▶ **The problem**
Go through the records below and count every line containing "Sonic". Reply with the count alone.

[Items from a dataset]

------------------------

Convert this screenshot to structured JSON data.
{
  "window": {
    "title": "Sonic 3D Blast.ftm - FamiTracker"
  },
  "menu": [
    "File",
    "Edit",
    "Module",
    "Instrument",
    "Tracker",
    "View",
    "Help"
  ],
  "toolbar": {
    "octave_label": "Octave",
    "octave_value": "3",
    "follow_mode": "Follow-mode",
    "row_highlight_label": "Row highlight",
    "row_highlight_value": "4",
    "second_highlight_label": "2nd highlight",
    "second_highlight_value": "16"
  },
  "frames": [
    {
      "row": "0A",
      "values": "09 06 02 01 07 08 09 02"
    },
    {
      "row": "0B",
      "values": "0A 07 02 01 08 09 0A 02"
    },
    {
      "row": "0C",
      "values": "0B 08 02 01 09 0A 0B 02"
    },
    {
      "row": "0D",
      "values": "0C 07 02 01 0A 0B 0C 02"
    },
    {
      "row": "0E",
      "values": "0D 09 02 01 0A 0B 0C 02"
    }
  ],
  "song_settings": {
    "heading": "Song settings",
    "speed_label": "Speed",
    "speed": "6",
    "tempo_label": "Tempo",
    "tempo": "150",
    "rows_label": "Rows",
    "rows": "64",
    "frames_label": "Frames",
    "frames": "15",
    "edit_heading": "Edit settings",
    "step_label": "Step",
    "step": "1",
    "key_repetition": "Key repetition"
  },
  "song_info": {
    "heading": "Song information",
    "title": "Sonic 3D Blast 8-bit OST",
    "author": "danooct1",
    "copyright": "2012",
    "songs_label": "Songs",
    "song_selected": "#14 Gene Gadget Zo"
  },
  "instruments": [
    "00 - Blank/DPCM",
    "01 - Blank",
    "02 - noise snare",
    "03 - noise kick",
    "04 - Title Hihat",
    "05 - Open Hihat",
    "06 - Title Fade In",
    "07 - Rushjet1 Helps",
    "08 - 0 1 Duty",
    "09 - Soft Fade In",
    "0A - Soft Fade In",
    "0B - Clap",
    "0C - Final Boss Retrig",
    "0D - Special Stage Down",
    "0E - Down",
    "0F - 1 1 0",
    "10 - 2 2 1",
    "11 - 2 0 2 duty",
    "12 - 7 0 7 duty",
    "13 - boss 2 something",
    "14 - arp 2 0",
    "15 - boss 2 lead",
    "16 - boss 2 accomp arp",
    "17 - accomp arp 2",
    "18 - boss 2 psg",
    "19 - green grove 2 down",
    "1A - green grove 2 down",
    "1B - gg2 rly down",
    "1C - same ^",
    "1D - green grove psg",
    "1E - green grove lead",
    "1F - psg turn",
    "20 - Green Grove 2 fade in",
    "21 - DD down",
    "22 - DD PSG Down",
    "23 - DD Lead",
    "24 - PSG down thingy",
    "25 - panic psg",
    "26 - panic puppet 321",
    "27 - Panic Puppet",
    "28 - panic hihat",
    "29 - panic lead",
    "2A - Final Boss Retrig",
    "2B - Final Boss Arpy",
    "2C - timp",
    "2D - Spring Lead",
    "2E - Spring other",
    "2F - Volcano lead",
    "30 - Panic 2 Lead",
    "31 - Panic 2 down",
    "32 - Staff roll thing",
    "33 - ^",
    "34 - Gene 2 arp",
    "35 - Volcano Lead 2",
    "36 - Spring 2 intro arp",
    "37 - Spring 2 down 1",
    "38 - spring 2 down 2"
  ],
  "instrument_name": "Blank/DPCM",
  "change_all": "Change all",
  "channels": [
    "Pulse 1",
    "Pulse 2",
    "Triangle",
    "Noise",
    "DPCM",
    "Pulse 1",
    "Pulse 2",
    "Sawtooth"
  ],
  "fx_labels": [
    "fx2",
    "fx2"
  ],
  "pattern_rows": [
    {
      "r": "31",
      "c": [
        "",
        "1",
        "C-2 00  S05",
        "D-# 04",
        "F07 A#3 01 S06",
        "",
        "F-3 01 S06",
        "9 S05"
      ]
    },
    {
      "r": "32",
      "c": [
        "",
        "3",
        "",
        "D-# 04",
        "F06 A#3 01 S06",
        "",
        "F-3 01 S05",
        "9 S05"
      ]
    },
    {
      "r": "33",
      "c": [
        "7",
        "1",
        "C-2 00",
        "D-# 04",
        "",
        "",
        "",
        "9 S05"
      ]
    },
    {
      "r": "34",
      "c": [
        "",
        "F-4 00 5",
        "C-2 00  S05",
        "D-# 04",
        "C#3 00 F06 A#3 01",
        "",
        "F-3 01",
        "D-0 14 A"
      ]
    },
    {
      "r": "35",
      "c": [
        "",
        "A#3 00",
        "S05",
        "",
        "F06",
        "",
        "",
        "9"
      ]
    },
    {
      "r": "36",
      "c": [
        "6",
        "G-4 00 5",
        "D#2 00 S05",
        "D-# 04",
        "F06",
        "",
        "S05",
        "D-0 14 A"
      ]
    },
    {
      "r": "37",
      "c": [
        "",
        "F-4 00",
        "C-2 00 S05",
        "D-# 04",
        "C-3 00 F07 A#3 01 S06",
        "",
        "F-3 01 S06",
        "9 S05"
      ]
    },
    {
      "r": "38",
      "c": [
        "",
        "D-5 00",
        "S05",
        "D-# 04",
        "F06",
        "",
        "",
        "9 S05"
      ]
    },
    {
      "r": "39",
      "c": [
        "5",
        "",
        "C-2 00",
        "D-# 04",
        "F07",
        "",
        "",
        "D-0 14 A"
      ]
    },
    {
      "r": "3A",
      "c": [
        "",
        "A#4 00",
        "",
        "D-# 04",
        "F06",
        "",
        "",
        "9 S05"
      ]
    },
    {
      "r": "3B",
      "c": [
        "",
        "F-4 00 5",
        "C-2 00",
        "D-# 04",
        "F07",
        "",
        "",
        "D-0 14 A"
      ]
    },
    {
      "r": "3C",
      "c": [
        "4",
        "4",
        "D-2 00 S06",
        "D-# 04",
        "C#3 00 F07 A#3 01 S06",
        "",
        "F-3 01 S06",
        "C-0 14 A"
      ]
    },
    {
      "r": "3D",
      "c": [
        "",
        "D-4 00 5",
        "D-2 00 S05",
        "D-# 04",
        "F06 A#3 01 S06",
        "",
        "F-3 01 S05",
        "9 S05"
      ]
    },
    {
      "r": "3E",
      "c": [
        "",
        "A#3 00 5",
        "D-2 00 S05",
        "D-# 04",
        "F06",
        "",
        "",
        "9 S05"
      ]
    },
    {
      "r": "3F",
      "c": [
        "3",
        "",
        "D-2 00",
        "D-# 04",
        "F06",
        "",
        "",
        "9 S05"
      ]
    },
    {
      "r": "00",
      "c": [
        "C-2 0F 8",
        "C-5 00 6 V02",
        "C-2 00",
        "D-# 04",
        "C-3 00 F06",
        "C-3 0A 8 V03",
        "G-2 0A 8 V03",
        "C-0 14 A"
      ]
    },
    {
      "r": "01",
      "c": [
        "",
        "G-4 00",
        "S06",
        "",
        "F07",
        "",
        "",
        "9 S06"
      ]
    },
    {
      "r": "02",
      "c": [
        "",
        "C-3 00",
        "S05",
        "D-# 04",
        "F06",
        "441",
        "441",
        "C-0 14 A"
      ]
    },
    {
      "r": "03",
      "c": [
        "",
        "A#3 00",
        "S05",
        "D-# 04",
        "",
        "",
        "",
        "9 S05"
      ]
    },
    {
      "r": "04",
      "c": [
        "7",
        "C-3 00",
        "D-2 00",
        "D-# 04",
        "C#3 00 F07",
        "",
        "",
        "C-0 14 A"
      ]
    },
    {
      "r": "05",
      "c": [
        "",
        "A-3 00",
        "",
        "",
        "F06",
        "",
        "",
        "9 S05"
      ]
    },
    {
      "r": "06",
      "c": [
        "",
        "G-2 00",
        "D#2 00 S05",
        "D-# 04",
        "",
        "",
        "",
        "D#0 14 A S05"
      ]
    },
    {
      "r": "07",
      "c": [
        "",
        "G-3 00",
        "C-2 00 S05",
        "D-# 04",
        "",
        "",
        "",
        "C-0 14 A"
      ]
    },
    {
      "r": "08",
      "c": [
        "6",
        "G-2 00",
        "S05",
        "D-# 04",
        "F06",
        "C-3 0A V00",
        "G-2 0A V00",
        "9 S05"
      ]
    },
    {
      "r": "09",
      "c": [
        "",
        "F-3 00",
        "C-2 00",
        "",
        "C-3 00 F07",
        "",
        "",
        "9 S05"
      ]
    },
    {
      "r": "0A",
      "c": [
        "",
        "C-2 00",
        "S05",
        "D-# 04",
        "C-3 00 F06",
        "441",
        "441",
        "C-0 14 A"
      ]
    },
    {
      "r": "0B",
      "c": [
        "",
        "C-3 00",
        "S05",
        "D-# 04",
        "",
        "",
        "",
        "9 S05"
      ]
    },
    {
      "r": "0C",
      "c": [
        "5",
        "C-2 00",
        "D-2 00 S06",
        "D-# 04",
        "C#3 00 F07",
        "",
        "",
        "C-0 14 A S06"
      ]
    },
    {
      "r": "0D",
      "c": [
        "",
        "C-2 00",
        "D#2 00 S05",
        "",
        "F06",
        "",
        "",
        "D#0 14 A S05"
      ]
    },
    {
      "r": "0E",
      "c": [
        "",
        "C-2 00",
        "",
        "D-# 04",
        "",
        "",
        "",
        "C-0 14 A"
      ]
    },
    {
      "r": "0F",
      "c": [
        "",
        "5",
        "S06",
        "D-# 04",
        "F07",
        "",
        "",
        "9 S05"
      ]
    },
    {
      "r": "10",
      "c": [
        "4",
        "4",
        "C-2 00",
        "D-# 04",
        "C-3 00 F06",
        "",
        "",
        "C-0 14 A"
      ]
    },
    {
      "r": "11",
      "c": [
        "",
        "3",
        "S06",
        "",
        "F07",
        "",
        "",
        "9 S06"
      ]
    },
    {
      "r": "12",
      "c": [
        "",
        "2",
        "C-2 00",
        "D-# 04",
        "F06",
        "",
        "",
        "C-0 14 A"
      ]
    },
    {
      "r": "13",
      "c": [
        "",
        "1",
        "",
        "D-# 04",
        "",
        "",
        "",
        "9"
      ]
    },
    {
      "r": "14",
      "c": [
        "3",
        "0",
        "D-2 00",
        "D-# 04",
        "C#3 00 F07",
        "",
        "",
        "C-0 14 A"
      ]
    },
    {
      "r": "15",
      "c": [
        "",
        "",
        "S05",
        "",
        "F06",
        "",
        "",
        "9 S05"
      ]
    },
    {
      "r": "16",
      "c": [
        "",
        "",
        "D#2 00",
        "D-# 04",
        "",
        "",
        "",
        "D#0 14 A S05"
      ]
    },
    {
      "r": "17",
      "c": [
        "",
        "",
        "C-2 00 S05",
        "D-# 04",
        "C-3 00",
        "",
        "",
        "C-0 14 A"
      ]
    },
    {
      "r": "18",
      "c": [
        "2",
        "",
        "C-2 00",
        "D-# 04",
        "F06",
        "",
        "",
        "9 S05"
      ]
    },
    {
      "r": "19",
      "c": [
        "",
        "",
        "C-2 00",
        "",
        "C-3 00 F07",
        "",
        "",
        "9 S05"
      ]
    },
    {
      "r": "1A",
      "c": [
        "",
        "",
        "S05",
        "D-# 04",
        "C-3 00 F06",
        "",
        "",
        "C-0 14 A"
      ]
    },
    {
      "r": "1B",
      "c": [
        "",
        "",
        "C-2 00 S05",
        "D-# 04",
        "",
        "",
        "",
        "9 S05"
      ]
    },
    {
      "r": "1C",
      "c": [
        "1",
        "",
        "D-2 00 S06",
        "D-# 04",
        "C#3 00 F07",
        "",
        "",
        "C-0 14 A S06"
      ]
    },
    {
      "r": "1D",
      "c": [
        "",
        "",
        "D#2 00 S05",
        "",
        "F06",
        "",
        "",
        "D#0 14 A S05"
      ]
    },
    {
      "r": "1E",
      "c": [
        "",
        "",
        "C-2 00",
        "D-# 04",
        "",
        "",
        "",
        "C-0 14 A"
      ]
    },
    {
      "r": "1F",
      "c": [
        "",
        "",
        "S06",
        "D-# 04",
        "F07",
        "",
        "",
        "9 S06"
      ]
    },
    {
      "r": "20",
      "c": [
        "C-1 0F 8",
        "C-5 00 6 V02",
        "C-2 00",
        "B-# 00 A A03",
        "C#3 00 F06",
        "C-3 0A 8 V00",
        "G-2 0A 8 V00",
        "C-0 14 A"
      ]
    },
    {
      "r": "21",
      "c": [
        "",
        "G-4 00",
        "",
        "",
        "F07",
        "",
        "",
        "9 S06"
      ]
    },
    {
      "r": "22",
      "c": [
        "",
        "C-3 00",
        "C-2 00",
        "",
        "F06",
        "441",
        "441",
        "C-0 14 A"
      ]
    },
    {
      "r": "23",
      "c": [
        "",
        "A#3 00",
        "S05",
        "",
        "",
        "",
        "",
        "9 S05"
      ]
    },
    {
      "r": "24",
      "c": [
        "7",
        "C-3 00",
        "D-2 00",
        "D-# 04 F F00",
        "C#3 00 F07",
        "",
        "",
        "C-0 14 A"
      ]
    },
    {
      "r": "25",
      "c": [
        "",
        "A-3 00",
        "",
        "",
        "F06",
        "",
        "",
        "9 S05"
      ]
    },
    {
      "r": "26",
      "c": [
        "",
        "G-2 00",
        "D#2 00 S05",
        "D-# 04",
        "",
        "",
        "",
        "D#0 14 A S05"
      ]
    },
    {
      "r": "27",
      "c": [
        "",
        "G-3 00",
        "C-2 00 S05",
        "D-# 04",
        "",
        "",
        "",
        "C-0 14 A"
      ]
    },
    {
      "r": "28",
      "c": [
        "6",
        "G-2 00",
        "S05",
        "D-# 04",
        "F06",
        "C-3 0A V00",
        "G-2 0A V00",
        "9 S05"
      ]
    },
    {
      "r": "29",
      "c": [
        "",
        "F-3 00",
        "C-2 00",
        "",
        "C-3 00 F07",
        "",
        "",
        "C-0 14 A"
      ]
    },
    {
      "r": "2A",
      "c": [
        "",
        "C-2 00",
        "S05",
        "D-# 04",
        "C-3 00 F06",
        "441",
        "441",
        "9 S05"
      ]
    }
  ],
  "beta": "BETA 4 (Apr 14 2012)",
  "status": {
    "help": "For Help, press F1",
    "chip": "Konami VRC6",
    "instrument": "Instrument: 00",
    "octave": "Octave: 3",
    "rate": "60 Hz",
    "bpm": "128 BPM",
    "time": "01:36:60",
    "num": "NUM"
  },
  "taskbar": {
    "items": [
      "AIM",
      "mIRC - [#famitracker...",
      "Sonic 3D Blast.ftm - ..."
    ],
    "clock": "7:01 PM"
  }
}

------------------------

▶ **Answer for this exercise**
3